* _Stored records_
-- Begin --

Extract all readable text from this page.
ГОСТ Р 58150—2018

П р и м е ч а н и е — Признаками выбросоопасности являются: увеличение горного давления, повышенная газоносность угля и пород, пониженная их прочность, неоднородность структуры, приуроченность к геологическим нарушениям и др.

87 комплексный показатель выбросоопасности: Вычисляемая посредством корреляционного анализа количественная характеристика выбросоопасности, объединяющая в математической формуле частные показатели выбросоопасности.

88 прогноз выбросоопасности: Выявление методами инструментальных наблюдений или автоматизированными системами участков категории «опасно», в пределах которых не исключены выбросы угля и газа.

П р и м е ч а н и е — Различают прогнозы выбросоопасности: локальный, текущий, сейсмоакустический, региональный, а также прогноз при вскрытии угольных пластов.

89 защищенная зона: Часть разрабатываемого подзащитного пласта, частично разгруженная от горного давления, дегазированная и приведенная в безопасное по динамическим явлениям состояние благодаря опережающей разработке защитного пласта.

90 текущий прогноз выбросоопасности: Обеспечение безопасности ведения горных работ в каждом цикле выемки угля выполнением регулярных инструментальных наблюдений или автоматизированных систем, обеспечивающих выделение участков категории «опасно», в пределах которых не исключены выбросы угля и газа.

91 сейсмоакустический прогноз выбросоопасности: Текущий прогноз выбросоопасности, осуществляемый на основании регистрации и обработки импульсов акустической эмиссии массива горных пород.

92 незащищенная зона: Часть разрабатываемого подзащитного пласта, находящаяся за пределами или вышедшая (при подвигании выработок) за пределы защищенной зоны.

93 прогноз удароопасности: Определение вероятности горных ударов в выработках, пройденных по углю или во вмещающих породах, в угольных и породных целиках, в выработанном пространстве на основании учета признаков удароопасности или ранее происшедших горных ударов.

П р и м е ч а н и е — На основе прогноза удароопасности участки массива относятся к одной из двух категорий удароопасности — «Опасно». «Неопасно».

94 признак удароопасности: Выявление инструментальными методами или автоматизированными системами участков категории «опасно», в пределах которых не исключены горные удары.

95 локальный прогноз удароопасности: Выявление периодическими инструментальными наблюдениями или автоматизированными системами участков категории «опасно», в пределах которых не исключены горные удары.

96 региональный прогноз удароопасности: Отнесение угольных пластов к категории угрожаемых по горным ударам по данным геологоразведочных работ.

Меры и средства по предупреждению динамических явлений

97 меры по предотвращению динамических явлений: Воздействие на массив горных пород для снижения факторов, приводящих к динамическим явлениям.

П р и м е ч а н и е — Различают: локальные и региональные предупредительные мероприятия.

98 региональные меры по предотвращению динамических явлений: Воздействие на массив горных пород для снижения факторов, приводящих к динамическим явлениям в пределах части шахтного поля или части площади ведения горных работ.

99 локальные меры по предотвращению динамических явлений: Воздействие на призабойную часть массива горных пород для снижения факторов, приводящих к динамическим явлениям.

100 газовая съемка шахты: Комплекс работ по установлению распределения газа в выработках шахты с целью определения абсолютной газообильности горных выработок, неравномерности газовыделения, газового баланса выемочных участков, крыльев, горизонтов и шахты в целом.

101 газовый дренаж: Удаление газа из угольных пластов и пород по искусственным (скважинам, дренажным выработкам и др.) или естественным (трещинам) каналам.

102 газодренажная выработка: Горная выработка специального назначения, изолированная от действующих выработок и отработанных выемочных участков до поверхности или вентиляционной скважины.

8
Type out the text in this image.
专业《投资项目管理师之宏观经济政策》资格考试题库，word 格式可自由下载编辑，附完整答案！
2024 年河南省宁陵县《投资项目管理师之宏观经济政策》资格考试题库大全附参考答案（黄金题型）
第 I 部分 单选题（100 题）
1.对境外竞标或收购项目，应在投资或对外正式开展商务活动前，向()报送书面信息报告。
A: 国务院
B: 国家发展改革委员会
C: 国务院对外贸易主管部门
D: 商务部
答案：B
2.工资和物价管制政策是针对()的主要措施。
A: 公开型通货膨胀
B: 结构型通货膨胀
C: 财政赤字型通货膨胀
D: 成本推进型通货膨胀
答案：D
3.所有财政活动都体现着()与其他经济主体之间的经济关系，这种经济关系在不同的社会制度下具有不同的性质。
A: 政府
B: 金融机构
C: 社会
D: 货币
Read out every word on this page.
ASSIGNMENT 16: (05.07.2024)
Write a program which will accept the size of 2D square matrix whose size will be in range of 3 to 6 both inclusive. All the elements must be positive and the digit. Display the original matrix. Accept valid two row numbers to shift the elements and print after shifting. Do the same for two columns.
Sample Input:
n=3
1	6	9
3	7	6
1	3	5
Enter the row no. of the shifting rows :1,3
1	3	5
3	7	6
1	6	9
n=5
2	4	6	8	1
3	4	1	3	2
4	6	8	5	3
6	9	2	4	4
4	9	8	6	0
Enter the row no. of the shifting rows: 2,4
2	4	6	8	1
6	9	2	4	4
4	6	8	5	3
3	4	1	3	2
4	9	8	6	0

-- End --

* _What you will do_
Search the data above for the word "Enter", then gather each line in which it appears.

* _The result_
Enter the row no. of the shifting rows :1,3
Enter the row no. of the shifting rows: 2,4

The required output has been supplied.